Extracts from a graphics dataset

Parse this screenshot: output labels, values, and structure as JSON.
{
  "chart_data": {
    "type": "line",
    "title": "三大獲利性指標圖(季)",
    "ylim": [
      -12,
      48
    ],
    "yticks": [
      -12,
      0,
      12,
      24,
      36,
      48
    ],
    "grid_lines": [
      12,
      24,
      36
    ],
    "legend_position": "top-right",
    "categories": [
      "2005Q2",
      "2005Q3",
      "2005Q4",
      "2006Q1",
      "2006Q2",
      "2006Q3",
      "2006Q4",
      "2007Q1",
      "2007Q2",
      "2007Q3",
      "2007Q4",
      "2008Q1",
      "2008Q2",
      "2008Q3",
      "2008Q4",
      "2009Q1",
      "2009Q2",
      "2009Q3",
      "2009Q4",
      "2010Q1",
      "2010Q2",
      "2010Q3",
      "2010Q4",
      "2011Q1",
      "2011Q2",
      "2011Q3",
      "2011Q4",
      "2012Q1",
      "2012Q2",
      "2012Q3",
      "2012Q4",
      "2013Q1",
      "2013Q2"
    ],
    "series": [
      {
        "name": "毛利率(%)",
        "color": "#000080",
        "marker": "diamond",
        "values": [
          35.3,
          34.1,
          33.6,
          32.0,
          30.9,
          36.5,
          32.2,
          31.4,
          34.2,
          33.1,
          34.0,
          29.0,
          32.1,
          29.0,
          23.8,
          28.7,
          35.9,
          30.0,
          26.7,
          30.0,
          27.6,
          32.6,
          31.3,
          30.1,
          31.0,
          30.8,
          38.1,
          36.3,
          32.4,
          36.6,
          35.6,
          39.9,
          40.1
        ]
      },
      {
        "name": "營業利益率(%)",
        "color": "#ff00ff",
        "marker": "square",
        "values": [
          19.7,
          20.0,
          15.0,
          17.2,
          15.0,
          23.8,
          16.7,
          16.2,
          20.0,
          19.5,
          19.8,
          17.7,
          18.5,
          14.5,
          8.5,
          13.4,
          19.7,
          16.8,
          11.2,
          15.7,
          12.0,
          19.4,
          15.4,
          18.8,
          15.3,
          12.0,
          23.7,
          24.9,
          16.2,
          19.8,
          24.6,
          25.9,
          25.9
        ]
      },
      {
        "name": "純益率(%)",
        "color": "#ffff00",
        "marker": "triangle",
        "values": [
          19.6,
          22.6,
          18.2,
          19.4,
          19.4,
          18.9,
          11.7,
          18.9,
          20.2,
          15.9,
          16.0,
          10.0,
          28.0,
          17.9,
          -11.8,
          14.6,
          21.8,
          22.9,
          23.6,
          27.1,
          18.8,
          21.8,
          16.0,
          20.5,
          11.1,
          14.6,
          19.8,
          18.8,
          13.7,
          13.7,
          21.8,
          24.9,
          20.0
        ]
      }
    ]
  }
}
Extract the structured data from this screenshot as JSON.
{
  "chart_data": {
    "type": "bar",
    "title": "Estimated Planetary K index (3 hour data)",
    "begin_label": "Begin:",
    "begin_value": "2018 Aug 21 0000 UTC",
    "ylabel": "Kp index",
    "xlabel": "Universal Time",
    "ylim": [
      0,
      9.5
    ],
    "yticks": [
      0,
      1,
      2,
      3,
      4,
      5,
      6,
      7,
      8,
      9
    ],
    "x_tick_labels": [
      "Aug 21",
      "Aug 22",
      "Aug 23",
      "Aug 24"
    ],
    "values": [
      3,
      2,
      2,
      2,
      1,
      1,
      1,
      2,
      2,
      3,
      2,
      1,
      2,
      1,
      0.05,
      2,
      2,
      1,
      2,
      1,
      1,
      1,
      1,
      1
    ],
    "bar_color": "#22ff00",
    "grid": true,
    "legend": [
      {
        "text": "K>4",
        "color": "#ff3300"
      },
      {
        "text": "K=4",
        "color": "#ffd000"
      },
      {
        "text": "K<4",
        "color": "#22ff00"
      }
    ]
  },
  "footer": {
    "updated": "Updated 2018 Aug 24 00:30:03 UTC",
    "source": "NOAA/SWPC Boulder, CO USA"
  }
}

What you are asked to do
Each entry above is to be set down again in exactly the same words.

Written answer
Parse this screenshot: output labels, values, and structure as JSON.
{
  "chart_data": {
    "type": "line",
    "title": "三大獲利性指標圖(季)",
    "ylim": [
      -12,
      48
    ],
    "yticks": [
      -12,
      0,
      12,
      24,
      36,
      48
    ],
    "grid_lines": [
      12,
      24,
      36
    ],
    "legend_position": "top-right",
    "categories": [
      "2005Q2",
      "2005Q3",
      "2005Q4",
      "2006Q1",
      "2006Q2",
      "2006Q3",
      "2006Q4",
      "2007Q1",
      "2007Q2",
      "2007Q3",
      "2007Q4",
      "2008Q1",
      "2008Q2",
      "2008Q3",
      "2008Q4",
      "2009Q1",
      "2009Q2",
      "2009Q3",
      "2009Q4",
      "2010Q1",
      "2010Q2",
      "2010Q3",
      "2010Q4",
      "2011Q1",
      "2011Q2",
      "2011Q3",
      "2011Q4",
      "2012Q1",
      "2012Q2",
      "2012Q3",
      "2012Q4",
      "2013Q1",
      "2013Q2"
    ],
    "series": [
      {
        "name": "毛利率(%)",
        "color": "#000080",
        "marker": "diamond",
        "values": [
          35.3,
          34.1,
          33.6,
          32.0,
          30.9,
          36.5,
          32.2,
          31.4,
          34.2,
          33.1,
          34.0,
          29.0,
          32.1,
          29.0,
          23.8,
          28.7,
          35.9,
          30.0,
          26.7,
          30.0,
          27.6,
          32.6,
          31.3,
          30.1,
          31.0,
          30.8,
          38.1,
          36.3,
          32.4,
          36.6,
          35.6,
          39.9,
          40.1
        ]
      },
      {
        "name": "營業利益率(%)",
        "color": "#ff00ff",
        "marker": "square",
        "values": [
          19.7,
          20.0,
          15.0,
          17.2,
          15.0,
          23.8,
          16.7,
          16.2,
          20.0,
          19.5,
          19.8,
          17.7,
          18.5,
          14.5,
          8.5,
          13.4,
          19.7,
          16.8,
          11.2,
          15.7,
          12.0,
          19.4,
          15.4,
          18.8,
          15.3,
          12.0,
          23.7,
          24.9,
          16.2,
          19.8,
          24.6,
          25.9,
          25.9
        ]
      },
      {
        "name": "純益率(%)",
        "color": "#ffff00",
        "marker": "triangle",
        "values": [
          19.6,
          22.6,
          18.2,
          19.4,
          19.4,
          18.9,
          11.7,
          18.9,
          20.2,
          15.9,
          16.0,
          10.0,
          28.0,
          17.9,
          -11.8,
          14.6,
          21.8,
          22.9,
          23.6,
          27.1,
          18.8,
          21.8,
          16.0,
          20.5,
          11.1,
          14.6,
          19.8,
          18.8,
          13.7,
          13.7,
          21.8,
          24.9,
          20.0
        ]
      }
    ]
  }
}
Extract the structured data from this screenshot as JSON.
{
  "chart_data": {
    "type": "bar",
    "title": "Estimated Planetary K index (3 hour data)",
    "begin_label": "Begin:",
    "begin_value": "2018 Aug 21 0000 UTC",
    "ylabel": "Kp index",
    "xlabel": "Universal Time",
    "ylim": [
      0,
      9.5
    ],
    "yticks": [
      0,
      1,
      2,
      3,
      4,
      5,
      6,
      7,
      8,
      9
    ],
    "x_tick_labels": [
      "Aug 21",
      "Aug 22",
      "Aug 23",
      "Aug 24"
    ],
    "values": [
      3,
      2,
      2,
      2,
      1,
      1,
      1,
      2,
      2,
      3,
      2,
      1,
      2,
      1,
      0.05,
      2,
      2,
      1,
      2,
      1,
      1,
      1,
      1,
      1
    ],
    "bar_color": "#22ff00",
    "grid": true,
    "legend": [
      {
        "text": "K>4",
        "color": "#ff3300"
      },
      {
        "text": "K=4",
        "color": "#ffd000"
      },
      {
        "text": "K<4",
        "color": "#22ff00"
      }
    ]
  },
  "footer": {
    "updated": "Updated 2018 Aug 24 00:30:03 UTC",
    "source": "NOAA/SWPC Boulder, CO USA"
  }
}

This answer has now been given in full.